■ **To do**:
A - Translate into Spanish this sentence from the note on Git remotes: "This is where the git remote add command comes in handy."
B - In the records, switch "conventional" to "traditional" in the lines running from the one with "Patent image size: (918, 358)." up to and including the one with "The lower case 220 is at (548, 262).". Return only those lines, with nothing else changed.

■ **Source document**:
::::::

This is where the git remote add command comes in handy.

$ git remote add origin [email protected]:ajbonner/foo.git
  

You can see the remotes associated with your branch:

$ git remote -v
  >> origin    [email protected]:ajbonner/foo.git (fetch)
  >> origin    [email protected]:ajbonner/foo.git (push)
  

To push the existing code to the remote:

$ git push origin master
  

You now have set up the remote and pushed your master branch into it. From here it gets tricky because subsequent git pull requests will give you an ugly error

$ git pull
  >> You asked me to pull without telling me which branch you
  want to merge with, and 'branch.master.merge' in
  your configuration file does not tell me, either. Please
  specify which branch you want to use on the command line and
  try again (e.g. 'git pull <repository> <refspec>').
  See git-pull(1) for details.

::::::

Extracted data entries
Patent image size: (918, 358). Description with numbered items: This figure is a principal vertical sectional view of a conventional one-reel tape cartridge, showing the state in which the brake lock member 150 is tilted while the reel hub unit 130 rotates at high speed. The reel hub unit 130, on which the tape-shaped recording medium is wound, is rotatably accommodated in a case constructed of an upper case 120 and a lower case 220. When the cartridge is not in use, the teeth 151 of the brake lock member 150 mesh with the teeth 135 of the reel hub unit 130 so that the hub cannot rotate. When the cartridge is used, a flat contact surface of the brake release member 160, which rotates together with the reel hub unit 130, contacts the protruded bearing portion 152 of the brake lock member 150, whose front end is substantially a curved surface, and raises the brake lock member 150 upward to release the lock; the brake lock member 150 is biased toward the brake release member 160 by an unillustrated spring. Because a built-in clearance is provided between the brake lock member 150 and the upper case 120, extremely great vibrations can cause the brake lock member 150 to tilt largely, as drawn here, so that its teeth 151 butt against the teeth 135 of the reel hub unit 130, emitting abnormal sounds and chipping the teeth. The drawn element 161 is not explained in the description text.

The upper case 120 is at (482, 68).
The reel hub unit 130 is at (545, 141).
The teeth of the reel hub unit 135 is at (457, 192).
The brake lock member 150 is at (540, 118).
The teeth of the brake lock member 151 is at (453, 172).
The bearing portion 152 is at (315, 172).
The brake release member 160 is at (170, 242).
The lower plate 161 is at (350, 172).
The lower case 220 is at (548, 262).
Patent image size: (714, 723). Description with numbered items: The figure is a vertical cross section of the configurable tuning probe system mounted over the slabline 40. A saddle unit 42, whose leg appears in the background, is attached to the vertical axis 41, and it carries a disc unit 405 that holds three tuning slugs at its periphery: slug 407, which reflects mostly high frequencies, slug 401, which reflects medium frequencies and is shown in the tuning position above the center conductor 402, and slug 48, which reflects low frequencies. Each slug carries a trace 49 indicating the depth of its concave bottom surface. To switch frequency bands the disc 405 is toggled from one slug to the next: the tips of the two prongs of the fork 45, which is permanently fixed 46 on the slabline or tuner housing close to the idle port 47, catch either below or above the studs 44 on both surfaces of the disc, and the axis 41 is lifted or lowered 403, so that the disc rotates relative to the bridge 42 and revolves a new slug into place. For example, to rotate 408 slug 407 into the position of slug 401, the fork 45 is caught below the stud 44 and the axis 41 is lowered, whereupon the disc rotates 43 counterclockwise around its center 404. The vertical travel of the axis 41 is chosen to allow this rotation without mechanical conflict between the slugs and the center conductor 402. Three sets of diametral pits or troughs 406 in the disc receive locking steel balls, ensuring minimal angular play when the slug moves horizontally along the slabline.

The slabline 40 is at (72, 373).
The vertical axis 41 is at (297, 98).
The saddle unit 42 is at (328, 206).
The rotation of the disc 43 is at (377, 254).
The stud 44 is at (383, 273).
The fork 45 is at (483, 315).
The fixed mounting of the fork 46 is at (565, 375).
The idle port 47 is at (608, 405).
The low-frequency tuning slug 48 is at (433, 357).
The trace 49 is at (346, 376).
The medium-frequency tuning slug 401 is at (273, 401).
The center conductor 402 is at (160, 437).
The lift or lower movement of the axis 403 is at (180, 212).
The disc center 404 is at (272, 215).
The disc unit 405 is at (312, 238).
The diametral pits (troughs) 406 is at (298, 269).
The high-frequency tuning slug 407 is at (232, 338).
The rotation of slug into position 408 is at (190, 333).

::::::

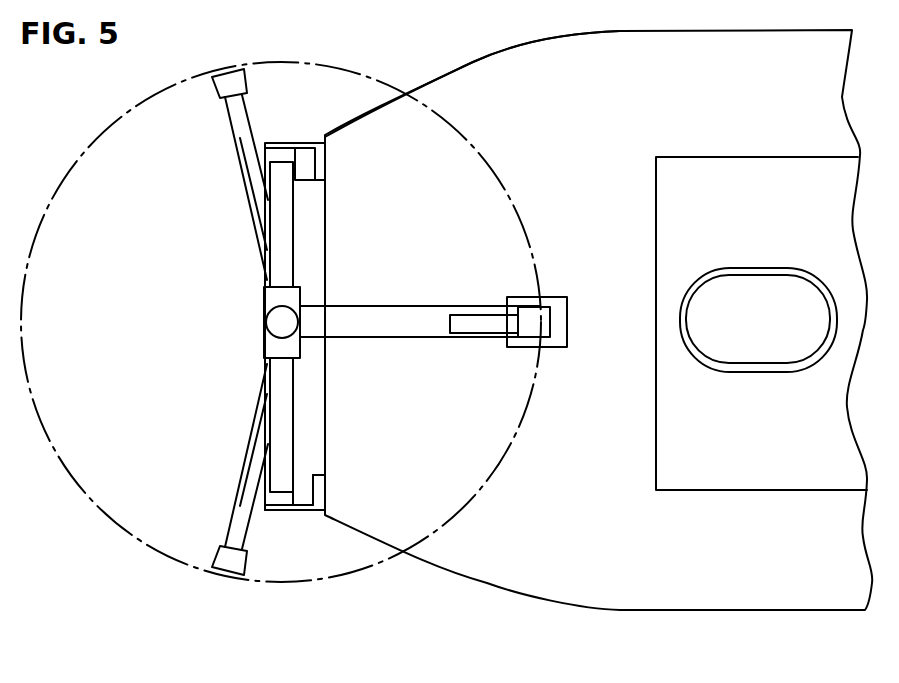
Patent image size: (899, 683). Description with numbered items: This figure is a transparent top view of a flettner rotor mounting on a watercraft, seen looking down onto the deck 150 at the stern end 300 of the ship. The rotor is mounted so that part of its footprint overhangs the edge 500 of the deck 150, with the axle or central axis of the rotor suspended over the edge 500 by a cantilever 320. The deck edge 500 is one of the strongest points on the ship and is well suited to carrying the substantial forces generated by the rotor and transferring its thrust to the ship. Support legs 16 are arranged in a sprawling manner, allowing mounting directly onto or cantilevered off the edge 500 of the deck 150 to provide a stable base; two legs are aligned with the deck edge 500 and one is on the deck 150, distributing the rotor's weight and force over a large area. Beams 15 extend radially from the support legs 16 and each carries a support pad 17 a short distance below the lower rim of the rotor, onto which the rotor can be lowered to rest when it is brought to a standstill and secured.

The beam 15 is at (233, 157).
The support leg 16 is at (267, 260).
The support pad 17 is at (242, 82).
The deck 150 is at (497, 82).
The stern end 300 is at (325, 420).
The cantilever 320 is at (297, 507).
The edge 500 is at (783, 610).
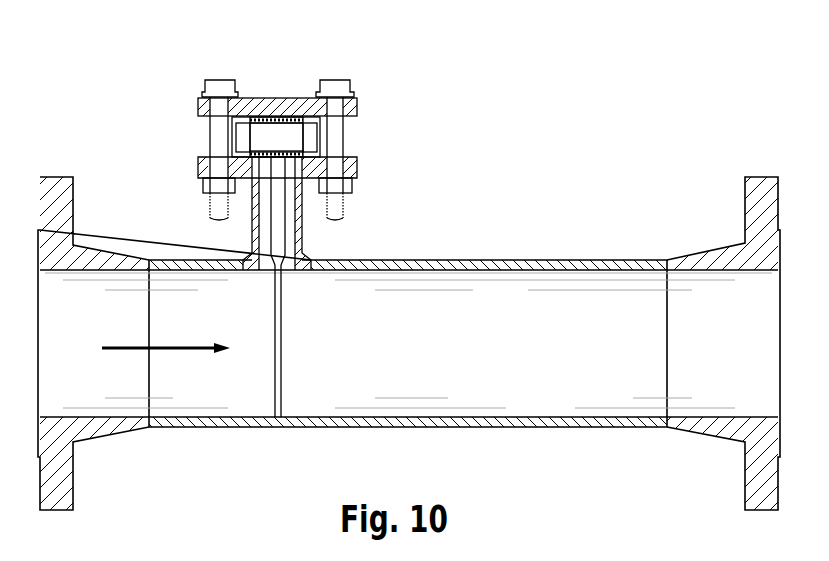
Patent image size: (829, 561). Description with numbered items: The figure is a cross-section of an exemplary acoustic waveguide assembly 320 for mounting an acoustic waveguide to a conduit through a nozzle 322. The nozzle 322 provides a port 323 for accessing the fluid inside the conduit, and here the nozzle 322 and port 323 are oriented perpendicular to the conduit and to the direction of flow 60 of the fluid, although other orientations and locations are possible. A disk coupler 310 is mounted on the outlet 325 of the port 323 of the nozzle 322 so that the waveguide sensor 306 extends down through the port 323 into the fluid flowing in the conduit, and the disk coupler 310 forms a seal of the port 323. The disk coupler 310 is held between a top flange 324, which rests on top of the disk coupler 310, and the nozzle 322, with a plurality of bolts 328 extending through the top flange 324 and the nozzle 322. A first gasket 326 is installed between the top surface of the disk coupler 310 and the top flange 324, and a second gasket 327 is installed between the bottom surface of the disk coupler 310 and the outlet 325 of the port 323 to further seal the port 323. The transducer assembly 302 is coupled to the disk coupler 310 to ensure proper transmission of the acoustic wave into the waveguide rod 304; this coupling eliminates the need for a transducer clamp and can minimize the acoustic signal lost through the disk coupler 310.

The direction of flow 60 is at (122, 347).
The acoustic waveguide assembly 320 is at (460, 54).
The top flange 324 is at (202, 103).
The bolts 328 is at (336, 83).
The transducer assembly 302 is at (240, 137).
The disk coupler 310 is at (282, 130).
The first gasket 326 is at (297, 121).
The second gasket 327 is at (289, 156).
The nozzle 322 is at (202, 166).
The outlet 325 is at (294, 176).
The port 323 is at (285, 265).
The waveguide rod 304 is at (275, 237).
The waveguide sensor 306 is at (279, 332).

::::::

■ **Answers**:
A - Aquí es donde el comando git remote add resulta útil.

B -
Patent image size: (918, 358). Description with numbered items: This figure is a principal vertical sectional view of a traditional one-reel tape cartridge, showing the state in which the brake lock member 150 is tilted while the reel hub unit 130 rotates at high speed. The reel hub unit 130, on which the tape-shaped recording medium is wound, is rotatably accommodated in a case constructed of an upper case 120 and a lower case 220. When the cartridge is not in use, the teeth 151 of the brake lock member 150 mesh with the teeth 135 of the reel hub unit 130 so that the hub cannot rotate. When the cartridge is used, a flat contact surface of the brake release member 160, which rotates together with the reel hub unit 130, contacts the protruded bearing portion 152 of the brake lock member 150, whose front end is substantially a curved surface, and raises the brake lock member 150 upward to release the lock; the brake lock member 150 is biased toward the brake release member 160 by an unillustrated spring. Because a built-in clearance is provided between the brake lock member 150 and the upper case 120, extremely great vibrations can cause the brake lock member 150 to tilt largely, as drawn here, so that its teeth 151 butt against the teeth 135 of the reel hub unit 130, emitting abnormal sounds and chipping the teeth. The drawn element 161 is not explained in the description text.

The upper case 120 is at (482, 68).
The reel hub unit 130 is at (545, 141).
The teeth of the reel hub unit 135 is at (457, 192).
The brake lock member 150 is at (540, 118).
The teeth of the brake lock member 151 is at (453, 172).
The bearing portion 152 is at (315, 172).
The brake release member 160 is at (170, 242).
The lower plate 161 is at (350, 172).
The lower case 220 is at (548, 262).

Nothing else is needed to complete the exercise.